= Extracted data =

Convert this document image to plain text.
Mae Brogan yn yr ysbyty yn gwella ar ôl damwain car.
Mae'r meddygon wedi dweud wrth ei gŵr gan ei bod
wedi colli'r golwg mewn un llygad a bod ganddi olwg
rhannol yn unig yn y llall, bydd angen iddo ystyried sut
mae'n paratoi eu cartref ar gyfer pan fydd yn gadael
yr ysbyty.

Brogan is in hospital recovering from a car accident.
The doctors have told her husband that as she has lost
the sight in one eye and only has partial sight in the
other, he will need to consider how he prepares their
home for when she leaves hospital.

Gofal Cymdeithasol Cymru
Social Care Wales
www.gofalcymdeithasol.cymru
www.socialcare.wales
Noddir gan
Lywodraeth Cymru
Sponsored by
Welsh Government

* * *

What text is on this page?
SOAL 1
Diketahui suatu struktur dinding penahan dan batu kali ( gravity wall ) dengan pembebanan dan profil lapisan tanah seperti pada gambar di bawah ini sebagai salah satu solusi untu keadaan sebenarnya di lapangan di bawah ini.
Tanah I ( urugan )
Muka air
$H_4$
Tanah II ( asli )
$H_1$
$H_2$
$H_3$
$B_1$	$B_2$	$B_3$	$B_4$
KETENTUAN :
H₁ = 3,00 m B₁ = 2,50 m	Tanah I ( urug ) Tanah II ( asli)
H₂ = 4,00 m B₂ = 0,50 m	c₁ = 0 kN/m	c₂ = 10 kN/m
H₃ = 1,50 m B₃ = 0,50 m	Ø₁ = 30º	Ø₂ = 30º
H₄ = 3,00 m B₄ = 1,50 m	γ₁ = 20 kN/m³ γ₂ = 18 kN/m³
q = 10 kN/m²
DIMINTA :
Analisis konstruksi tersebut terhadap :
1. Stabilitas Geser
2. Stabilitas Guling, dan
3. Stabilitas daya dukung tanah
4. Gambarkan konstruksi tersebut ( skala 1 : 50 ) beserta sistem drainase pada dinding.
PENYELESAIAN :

= What is being asked =
All lines above with "ysbyty" in them should be returned.

= Completed task =
Mae Brogan yn yr ysbyty yn gwella ar ôl damwain car.
yr ysbyty.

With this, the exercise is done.